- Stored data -
____________

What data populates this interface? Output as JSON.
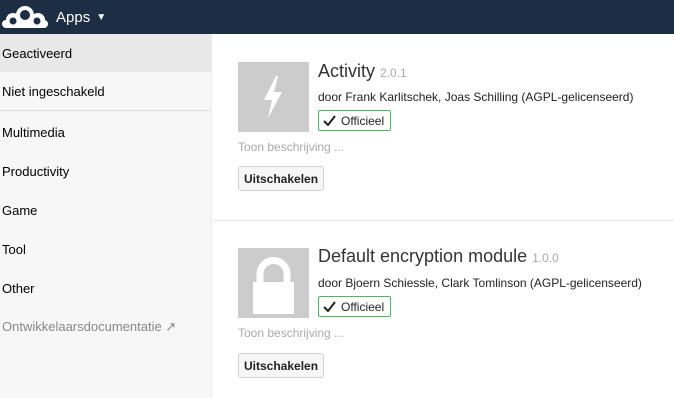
{
  "header": {
    "logo_icon": "owncloud-cloud-logo",
    "app_menu_label": "Apps",
    "caret_icon": "caret-down-icon",
    "background": "#1d2d44"
  },
  "sidebar": {
    "items": [
      {
        "label": "Geactiveerd",
        "active": true
      },
      {
        "label": "Niet ingeschakeld"
      },
      {
        "label": "Multimedia"
      },
      {
        "label": "Productivity"
      },
      {
        "label": "Game"
      },
      {
        "label": "Tool"
      },
      {
        "label": "Other"
      },
      {
        "label": "Ontwikkelaarsdocumentatie ↗",
        "external": true
      }
    ]
  },
  "apps": [
    {
      "name": "Activity",
      "version": "2.0.1",
      "author": "door Frank Karlitschek, Joas Schilling (AGPL-gelicenseerd)",
      "badge": "Officieel",
      "show_description": "Toon beschrijving ...",
      "button": "Uitschakelen",
      "icon": "lightning-icon"
    },
    {
      "name": "Default encryption module",
      "version": "1.0.0",
      "author": "door Bjoern Schiessle, Clark Tomlinson (AGPL-gelicenseerd)",
      "badge": "Officieel",
      "show_description": "Toon beschrijving ...",
      "button": "Uitschakelen",
      "icon": "lock-icon"
    }
  ],
  "colors": {
    "accent_badge": "#46ba61",
    "app_icon_bg": "#cccccc"
  }
}
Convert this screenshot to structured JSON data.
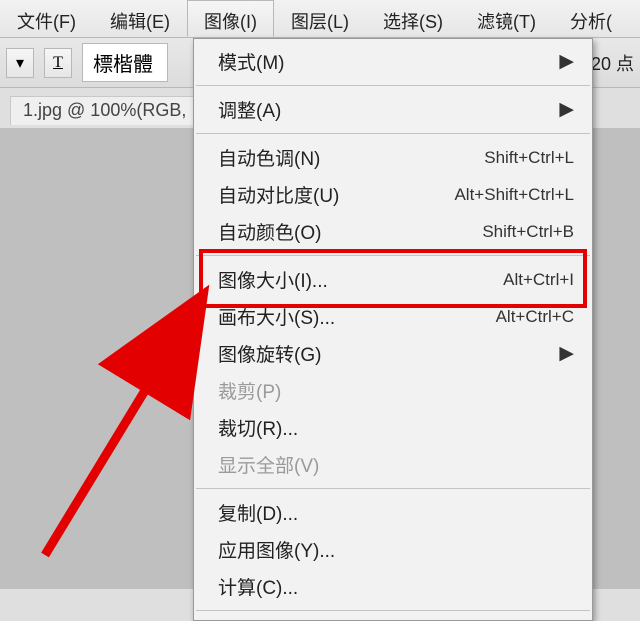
{
  "menubar": {
    "items": [
      {
        "label": "文件(F)"
      },
      {
        "label": "编辑(E)"
      },
      {
        "label": "图像(I)"
      },
      {
        "label": "图层(L)"
      },
      {
        "label": "选择(S)"
      },
      {
        "label": "滤镜(T)"
      },
      {
        "label": "分析("
      }
    ],
    "active_index": 2
  },
  "toolbar": {
    "font_name": "標楷體",
    "points_label": "20 点"
  },
  "doc_tab": {
    "label": "1.jpg @ 100%(RGB,"
  },
  "dropdown": {
    "groups": [
      [
        {
          "label": "模式(M)",
          "submenu": true
        }
      ],
      [
        {
          "label": "调整(A)",
          "submenu": true
        }
      ],
      [
        {
          "label": "自动色调(N)",
          "shortcut": "Shift+Ctrl+L"
        },
        {
          "label": "自动对比度(U)",
          "shortcut": "Alt+Shift+Ctrl+L"
        },
        {
          "label": "自动颜色(O)",
          "shortcut": "Shift+Ctrl+B"
        }
      ],
      [
        {
          "label": "图像大小(I)...",
          "shortcut": "Alt+Ctrl+I",
          "highlight": true
        },
        {
          "label": "画布大小(S)...",
          "shortcut": "Alt+Ctrl+C"
        },
        {
          "label": "图像旋转(G)",
          "submenu": true
        },
        {
          "label": "裁剪(P)",
          "disabled": true
        },
        {
          "label": "裁切(R)..."
        },
        {
          "label": "显示全部(V)",
          "disabled": true
        }
      ],
      [
        {
          "label": "复制(D)..."
        },
        {
          "label": "应用图像(Y)..."
        },
        {
          "label": "计算(C)..."
        }
      ]
    ]
  }
}
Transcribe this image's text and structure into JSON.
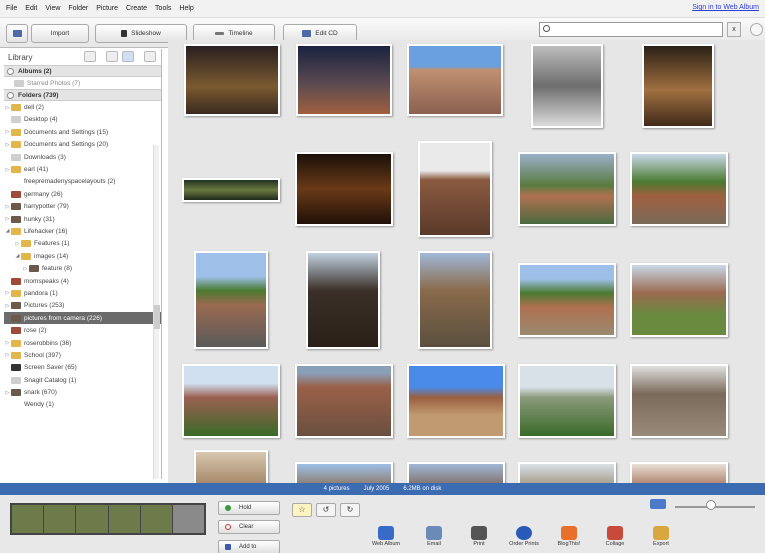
{
  "menu": [
    "File",
    "Edit",
    "View",
    "Folder",
    "Picture",
    "Create",
    "Tools",
    "Help"
  ],
  "sign_in": "Sign in to Web Album",
  "toolbar": {
    "import": "Import",
    "slideshow": "Slideshow",
    "timeline": "Timeline",
    "edit_cd": "Edit CD",
    "close_x": "x"
  },
  "sidebar": {
    "title": "Library",
    "albums_section": "Albums (2)",
    "starred": "Starred Photos (7)",
    "folders_section": "Folders (739)",
    "folders": [
      {
        "label": "dell (2)"
      },
      {
        "label": "Desktop (4)"
      },
      {
        "label": "Documents and Settings (15)"
      },
      {
        "label": "Documents and Settings (20)"
      },
      {
        "label": "Downloads (3)"
      },
      {
        "label": "earl (41)"
      },
      {
        "label": "freepremadenyspacelayouts (2)"
      },
      {
        "label": "germany (26)"
      },
      {
        "label": "harrypotter (79)"
      },
      {
        "label": "hunky (31)"
      },
      {
        "label": "Lifehacker (16)"
      },
      {
        "label": "Features (1)"
      },
      {
        "label": "images (14)"
      },
      {
        "label": "feature (8)"
      },
      {
        "label": "momspeaks (4)"
      },
      {
        "label": "pandora (1)"
      },
      {
        "label": "Pictures (253)"
      },
      {
        "label": "pictures from camera (226)"
      },
      {
        "label": "rose (2)"
      },
      {
        "label": "roserobbins (36)"
      },
      {
        "label": "School (397)"
      },
      {
        "label": "Screen Saver (65)"
      },
      {
        "label": "Snagit Catalog (1)"
      },
      {
        "label": "snark (670)"
      },
      {
        "label": "Wendy (1)"
      }
    ]
  },
  "status": {
    "count": "4 pictures",
    "date": "July 2005",
    "size": "6.2MB on disk"
  },
  "tray": {
    "hold": "Hold",
    "clear": "Clear",
    "add_to": "Add to",
    "actions": [
      "Web Album",
      "Email",
      "Print",
      "Order Prints",
      "BlogThis!",
      "Collage",
      "Export"
    ]
  },
  "colors": {
    "status_bar": "#3b6bb0",
    "selected_row": "#6b6b6b",
    "accent_link": "#2b3fd6"
  }
}
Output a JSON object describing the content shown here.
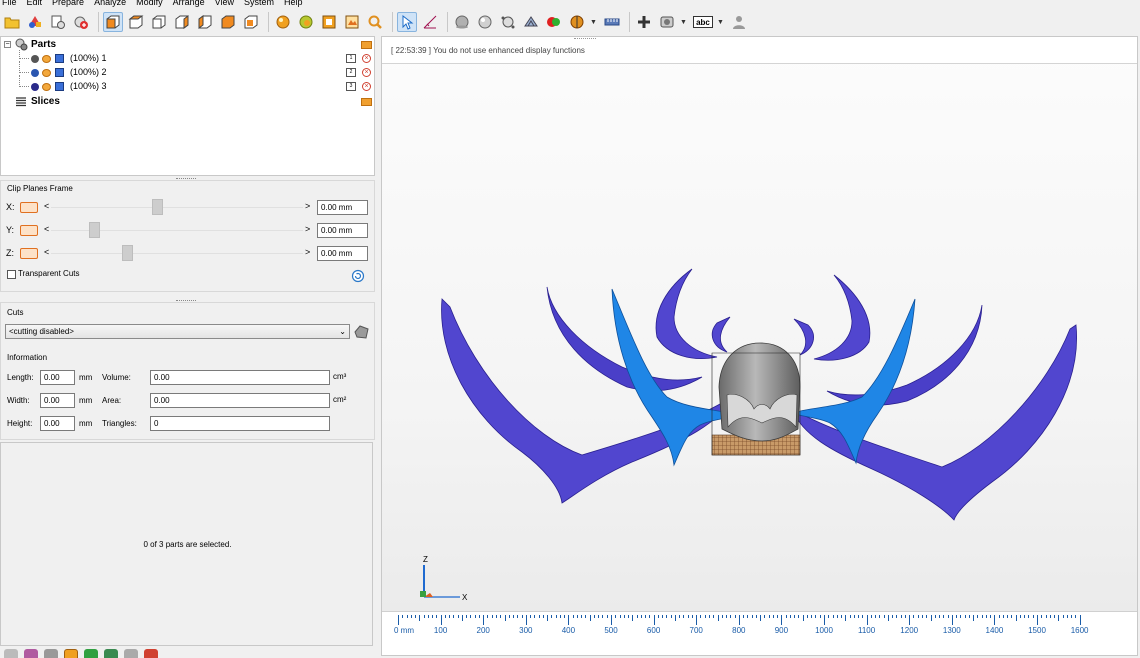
{
  "menu": [
    "File",
    "Edit",
    "Prepare",
    "Analyze",
    "Modify",
    "Arrange",
    "View",
    "System",
    "Help"
  ],
  "toolbar": {
    "icons": [
      "open-file-icon",
      "import-part-icon",
      "part-properties-icon",
      "add-part-icon",
      "view-front-icon",
      "view-back-icon",
      "view-left-icon",
      "view-right-icon",
      "view-top-icon",
      "view-bottom-icon",
      "shading-icon",
      "wireframe-icon",
      "view-all-icon",
      "zoom-icon",
      "select-icon",
      "measure-icon",
      "sphere-icon",
      "sphere-outline-icon",
      "points-icon",
      "mesh-icon",
      "color-icon",
      "section-icon",
      "ruler-icon",
      "add-icon",
      "snapshot-icon",
      "label-icon",
      "user-icon"
    ],
    "label_icon_text": "abc"
  },
  "tree": {
    "parts_label": "Parts",
    "items": [
      {
        "label": "(100%) 1",
        "box": "1",
        "color": "#444444"
      },
      {
        "label": "(100%) 2",
        "box": "2",
        "color": "#3a6fd8"
      },
      {
        "label": "(100%) 3",
        "box": "3",
        "color": "#2a2a8a"
      }
    ],
    "slices_label": "Slices"
  },
  "clip": {
    "title": "Clip Planes Frame",
    "rows": [
      {
        "axis": "X:",
        "value": "0.00 mm",
        "thumb": 0.42
      },
      {
        "axis": "Y:",
        "value": "0.00 mm",
        "thumb": 0.17
      },
      {
        "axis": "Z:",
        "value": "0.00 mm",
        "thumb": 0.3
      }
    ],
    "lt": "<",
    "gt": ">",
    "transparent_label": "Transparent Cuts"
  },
  "cuts": {
    "title": "Cuts",
    "selected": "<cutting disabled>",
    "info_title": "Information",
    "length_label": "Length:",
    "length_value": "0.00",
    "length_unit": "mm",
    "width_label": "Width:",
    "width_value": "0.00",
    "width_unit": "mm",
    "height_label": "Height:",
    "height_value": "0.00",
    "height_unit": "mm",
    "volume_label": "Volume:",
    "volume_value": "0.00",
    "volume_unit": "cm³",
    "area_label": "Area:",
    "area_value": "0.00",
    "area_unit": "cm²",
    "triangles_label": "Triangles:",
    "triangles_value": "0"
  },
  "selection": {
    "message": "0 of 3 parts are selected."
  },
  "viewport": {
    "log": "[ 22:53:39 ] You do not use enhanced display functions",
    "axis_z": "Z",
    "axis_x": "X",
    "ruler_labels": [
      "0 mm",
      "100",
      "200",
      "300",
      "400",
      "500",
      "600",
      "700",
      "800",
      "900",
      "1000",
      "1100",
      "1200",
      "1300",
      "1400",
      "1500",
      "1600"
    ]
  },
  "colors": {
    "horn_dark": "#5146cf",
    "horn_light": "#1f86e6",
    "helmet": "#8a8a8a",
    "ruler": "#1a5ca8"
  }
}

____________

Show the lines of the records that contain the word "JSON".

- Complete answer -
What data populates this interface? Output as JSON.
Convert this screenshot to structured JSON data.
Transcribe this image's text and structure into JSON.
Output a JSON object describing the content shown here.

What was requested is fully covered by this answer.